— BEGIN Material for the task —
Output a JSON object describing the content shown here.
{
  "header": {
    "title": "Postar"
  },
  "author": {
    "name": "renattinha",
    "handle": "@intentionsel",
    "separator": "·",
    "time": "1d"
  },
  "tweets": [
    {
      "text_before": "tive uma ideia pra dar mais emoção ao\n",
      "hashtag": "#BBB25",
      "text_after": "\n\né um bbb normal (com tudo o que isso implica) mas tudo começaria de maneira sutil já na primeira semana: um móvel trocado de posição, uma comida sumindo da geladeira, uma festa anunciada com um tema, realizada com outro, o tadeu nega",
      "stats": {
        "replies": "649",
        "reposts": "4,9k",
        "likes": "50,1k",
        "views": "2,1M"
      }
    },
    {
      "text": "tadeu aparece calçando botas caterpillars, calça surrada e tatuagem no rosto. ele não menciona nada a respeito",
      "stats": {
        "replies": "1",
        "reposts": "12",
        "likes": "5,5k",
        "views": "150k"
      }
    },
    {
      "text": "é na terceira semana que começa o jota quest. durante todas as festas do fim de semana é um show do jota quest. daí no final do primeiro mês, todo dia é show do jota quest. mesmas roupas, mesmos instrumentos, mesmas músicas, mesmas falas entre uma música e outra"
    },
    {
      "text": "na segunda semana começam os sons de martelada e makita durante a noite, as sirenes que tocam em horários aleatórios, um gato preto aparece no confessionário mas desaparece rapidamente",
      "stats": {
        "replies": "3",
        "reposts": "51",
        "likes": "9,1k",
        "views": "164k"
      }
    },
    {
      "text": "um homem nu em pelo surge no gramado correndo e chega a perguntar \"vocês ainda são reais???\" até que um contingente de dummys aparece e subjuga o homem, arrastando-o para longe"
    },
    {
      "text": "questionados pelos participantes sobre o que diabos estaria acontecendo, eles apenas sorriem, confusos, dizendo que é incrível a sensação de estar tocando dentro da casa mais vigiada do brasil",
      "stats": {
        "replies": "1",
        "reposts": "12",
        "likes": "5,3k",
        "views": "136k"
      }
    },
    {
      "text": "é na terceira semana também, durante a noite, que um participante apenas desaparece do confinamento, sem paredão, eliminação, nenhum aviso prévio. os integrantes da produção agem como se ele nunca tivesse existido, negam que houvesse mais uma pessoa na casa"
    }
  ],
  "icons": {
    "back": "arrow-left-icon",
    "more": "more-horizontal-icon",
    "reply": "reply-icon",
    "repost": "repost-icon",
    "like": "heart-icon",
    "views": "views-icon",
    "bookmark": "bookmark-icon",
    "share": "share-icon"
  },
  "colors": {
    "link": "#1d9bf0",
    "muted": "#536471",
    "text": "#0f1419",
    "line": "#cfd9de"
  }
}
— END Material for the task —
Objective — Each of the records should be retyped exactly.

Output for this exercise —
Output a JSON object describing the content shown here.
{
  "header": {
    "title": "Postar"
  },
  "author": {
    "name": "renattinha",
    "handle": "@intentionsel",
    "separator": "·",
    "time": "1d"
  },
  "tweets": [
    {
      "text_before": "tive uma ideia pra dar mais emoção ao\n",
      "hashtag": "#BBB25",
      "text_after": "\n\né um bbb normal (com tudo o que isso implica) mas tudo começaria de maneira sutil já na primeira semana: um móvel trocado de posição, uma comida sumindo da geladeira, uma festa anunciada com um tema, realizada com outro, o tadeu nega",
      "stats": {
        "replies": "649",
        "reposts": "4,9k",
        "likes": "50,1k",
        "views": "2,1M"
      }
    },
    {
      "text": "tadeu aparece calçando botas caterpillars, calça surrada e tatuagem no rosto. ele não menciona nada a respeito",
      "stats": {
        "replies": "1",
        "reposts": "12",
        "likes": "5,5k",
        "views": "150k"
      }
    },
    {
      "text": "é na terceira semana que começa o jota quest. durante todas as festas do fim de semana é um show do jota quest. daí no final do primeiro mês, todo dia é show do jota quest. mesmas roupas, mesmos instrumentos, mesmas músicas, mesmas falas entre uma música e outra"
    },
    {
      "text": "na segunda semana começam os sons de martelada e makita durante a noite, as sirenes que tocam em horários aleatórios, um gato preto aparece no confessionário mas desaparece rapidamente",
      "stats": {
        "replies": "3",
        "reposts": "51",
        "likes": "9,1k",
        "views": "164k"
      }
    },
    {
      "text": "um homem nu em pelo surge no gramado correndo e chega a perguntar \"vocês ainda são reais???\" até que um contingente de dummys aparece e subjuga o homem, arrastando-o para longe"
    },
    {
      "text": "questionados pelos participantes sobre o que diabos estaria acontecendo, eles apenas sorriem, confusos, dizendo que é incrível a sensação de estar tocando dentro da casa mais vigiada do brasil",
      "stats": {
        "replies": "1",
        "reposts": "12",
        "likes": "5,3k",
        "views": "136k"
      }
    },
    {
      "text": "é na terceira semana também, durante a noite, que um participante apenas desaparece do confinamento, sem paredão, eliminação, nenhum aviso prévio. os integrantes da produção agem como se ele nunca tivesse existido, negam que houvesse mais uma pessoa na casa"
    }
  ],
  "icons": {
    "back": "arrow-left-icon",
    "more": "more-horizontal-icon",
    "reply": "reply-icon",
    "repost": "repost-icon",
    "like": "heart-icon",
    "views": "views-icon",
    "bookmark": "bookmark-icon",
    "share": "share-icon"
  },
  "colors": {
    "link": "#1d9bf0",
    "muted": "#536471",
    "text": "#0f1419",
    "line": "#cfd9de"
  }
}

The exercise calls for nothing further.